-- START --
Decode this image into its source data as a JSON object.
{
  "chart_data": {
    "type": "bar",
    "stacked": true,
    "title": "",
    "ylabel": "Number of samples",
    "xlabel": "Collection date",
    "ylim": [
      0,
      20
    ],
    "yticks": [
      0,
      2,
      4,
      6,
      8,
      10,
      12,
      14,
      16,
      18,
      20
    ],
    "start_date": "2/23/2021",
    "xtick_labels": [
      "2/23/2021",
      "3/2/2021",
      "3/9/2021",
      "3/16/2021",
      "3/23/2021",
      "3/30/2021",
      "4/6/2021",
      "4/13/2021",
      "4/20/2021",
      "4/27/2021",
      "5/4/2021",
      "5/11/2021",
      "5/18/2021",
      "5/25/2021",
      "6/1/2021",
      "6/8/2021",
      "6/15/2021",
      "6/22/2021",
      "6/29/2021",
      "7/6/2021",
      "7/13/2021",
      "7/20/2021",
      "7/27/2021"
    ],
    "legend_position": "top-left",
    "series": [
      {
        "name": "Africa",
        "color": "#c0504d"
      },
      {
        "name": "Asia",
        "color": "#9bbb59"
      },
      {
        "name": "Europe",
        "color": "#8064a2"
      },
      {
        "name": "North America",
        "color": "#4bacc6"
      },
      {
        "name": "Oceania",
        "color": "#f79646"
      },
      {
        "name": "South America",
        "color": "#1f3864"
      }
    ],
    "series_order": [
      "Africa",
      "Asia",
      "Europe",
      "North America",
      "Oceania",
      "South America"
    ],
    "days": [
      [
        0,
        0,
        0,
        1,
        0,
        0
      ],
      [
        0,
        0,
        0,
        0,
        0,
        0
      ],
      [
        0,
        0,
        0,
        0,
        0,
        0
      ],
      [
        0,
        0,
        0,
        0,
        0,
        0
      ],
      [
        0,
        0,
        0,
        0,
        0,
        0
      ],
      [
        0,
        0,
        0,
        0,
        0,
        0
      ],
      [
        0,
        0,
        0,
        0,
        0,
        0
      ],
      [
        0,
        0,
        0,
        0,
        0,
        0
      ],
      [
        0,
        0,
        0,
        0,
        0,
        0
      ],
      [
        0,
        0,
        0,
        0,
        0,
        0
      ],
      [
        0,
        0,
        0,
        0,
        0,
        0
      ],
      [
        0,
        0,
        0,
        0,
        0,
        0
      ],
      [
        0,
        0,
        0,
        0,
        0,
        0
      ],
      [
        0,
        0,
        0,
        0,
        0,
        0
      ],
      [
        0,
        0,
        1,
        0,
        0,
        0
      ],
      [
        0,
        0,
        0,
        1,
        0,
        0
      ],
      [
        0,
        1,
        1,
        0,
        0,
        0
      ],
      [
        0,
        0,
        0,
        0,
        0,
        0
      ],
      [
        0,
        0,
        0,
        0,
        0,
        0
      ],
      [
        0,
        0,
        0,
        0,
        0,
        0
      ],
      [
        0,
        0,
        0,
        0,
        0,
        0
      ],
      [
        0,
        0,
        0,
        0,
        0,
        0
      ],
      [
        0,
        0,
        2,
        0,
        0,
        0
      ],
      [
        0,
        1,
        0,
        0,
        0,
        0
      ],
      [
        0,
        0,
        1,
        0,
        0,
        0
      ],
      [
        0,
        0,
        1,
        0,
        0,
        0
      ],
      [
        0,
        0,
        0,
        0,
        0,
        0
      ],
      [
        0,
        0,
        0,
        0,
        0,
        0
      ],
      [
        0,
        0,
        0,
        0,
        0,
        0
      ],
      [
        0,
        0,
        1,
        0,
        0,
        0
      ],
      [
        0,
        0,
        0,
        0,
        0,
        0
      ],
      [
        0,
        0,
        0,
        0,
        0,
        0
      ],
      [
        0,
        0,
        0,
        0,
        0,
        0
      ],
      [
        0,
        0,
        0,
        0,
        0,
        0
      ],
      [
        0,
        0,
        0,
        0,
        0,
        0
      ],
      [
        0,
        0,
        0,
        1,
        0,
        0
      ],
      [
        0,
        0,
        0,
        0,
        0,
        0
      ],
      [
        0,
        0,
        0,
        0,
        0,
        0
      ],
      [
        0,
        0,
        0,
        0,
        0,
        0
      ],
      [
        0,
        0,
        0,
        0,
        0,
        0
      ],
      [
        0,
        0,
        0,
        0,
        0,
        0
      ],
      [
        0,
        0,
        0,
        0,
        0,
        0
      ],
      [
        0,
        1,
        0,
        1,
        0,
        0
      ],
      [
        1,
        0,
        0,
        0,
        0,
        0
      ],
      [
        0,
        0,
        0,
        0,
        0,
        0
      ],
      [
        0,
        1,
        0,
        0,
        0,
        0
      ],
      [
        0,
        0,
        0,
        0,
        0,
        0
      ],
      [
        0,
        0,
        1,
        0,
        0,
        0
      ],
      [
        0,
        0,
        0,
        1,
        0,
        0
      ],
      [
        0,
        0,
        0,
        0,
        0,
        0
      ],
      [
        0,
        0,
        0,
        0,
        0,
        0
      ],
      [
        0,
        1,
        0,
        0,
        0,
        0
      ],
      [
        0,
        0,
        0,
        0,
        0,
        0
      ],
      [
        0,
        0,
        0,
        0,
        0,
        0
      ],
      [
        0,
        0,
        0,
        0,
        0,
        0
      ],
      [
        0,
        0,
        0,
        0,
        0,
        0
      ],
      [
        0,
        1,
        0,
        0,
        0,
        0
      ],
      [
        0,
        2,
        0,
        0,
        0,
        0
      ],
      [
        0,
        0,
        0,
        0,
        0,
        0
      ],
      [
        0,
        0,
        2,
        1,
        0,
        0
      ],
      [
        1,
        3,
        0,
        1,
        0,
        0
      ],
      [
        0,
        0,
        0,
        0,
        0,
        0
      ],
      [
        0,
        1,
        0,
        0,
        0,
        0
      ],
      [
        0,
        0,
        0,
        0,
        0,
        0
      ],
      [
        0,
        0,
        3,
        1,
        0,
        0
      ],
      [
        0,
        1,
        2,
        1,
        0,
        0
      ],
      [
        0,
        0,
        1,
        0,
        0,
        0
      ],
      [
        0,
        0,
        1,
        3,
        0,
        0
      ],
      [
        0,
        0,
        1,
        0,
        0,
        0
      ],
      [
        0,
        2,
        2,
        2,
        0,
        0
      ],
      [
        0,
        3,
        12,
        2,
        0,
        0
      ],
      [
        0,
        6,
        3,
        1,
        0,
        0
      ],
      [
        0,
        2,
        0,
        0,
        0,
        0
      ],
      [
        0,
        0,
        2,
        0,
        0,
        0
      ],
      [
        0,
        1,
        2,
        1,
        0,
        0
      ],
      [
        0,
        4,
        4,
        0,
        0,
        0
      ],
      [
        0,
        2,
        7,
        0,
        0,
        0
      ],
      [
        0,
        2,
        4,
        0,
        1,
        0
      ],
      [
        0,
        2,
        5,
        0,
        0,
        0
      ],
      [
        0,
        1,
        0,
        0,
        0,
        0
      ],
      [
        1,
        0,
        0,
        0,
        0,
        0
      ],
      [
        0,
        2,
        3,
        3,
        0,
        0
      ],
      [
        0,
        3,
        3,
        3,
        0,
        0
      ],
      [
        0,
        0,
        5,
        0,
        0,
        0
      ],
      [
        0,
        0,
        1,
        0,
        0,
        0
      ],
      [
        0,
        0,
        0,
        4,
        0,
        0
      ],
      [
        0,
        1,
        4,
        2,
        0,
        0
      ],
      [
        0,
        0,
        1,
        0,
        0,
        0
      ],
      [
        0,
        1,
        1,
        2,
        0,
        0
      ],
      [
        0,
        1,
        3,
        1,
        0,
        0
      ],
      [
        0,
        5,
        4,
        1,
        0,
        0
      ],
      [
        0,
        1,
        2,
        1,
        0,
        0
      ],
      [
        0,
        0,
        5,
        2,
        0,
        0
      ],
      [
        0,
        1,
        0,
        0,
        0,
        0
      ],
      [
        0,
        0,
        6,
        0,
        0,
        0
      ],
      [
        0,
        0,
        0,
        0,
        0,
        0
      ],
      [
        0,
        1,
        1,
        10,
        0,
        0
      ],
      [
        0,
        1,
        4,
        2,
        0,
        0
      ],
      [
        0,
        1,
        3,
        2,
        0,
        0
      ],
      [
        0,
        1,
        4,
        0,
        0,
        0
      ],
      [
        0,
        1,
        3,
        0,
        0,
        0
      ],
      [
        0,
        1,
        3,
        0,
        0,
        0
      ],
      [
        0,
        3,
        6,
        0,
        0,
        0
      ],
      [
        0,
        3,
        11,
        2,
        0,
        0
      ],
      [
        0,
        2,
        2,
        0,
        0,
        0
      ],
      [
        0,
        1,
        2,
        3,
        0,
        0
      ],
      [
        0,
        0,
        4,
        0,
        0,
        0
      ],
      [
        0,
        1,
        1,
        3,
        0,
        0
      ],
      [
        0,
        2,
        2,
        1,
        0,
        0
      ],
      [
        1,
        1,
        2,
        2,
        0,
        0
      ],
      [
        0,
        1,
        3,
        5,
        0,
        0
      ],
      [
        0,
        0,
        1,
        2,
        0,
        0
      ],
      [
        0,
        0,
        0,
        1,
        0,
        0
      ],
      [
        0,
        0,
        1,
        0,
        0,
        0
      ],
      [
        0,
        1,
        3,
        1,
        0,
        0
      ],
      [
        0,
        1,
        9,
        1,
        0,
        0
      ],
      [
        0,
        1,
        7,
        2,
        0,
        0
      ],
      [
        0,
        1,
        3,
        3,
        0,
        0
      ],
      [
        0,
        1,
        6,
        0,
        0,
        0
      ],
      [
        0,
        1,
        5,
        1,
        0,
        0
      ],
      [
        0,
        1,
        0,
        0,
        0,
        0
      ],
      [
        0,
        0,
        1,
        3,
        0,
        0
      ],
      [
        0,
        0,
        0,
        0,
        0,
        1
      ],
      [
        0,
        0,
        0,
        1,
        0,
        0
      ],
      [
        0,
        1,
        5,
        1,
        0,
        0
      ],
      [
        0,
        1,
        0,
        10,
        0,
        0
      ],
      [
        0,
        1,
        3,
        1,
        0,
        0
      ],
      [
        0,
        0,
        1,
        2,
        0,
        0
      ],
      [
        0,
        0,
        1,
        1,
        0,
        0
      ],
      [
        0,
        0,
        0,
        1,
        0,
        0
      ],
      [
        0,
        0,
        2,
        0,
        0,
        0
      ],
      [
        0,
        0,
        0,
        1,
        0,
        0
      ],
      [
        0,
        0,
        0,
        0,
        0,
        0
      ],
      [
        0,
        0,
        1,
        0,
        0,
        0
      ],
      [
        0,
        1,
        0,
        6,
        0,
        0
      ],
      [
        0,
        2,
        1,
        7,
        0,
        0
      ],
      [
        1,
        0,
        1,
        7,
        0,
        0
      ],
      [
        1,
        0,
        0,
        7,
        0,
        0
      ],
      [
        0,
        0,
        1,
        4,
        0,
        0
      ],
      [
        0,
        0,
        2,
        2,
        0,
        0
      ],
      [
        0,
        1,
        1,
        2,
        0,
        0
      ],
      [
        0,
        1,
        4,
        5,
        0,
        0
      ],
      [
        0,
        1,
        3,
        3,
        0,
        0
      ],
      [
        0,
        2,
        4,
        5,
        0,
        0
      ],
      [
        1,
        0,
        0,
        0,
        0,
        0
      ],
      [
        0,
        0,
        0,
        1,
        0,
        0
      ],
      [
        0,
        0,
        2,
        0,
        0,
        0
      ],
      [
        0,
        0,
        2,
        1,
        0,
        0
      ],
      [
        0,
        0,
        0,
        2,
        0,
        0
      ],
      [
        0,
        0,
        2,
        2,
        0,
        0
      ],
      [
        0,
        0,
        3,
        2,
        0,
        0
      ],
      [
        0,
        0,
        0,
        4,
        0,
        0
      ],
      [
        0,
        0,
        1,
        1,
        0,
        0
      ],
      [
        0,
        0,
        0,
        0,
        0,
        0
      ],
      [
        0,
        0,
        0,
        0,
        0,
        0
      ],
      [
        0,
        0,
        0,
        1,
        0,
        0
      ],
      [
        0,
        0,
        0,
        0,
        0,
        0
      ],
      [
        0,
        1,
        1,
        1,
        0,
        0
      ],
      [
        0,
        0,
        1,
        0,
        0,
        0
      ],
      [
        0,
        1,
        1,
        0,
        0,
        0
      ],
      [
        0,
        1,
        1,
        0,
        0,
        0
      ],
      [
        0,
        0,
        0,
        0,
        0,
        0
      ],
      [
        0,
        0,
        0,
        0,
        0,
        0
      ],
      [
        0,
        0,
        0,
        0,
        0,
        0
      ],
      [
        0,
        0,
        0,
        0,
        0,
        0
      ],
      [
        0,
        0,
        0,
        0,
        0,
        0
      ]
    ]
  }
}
-- END --
> [Goal] From the data above, copy each line where the string "name" appears.

> [Result of this task]
        "name": "Africa",
        "name": "Asia",
        "name": "Europe",
        "name": "North America",
        "name": "Oceania",
        "name": "South America",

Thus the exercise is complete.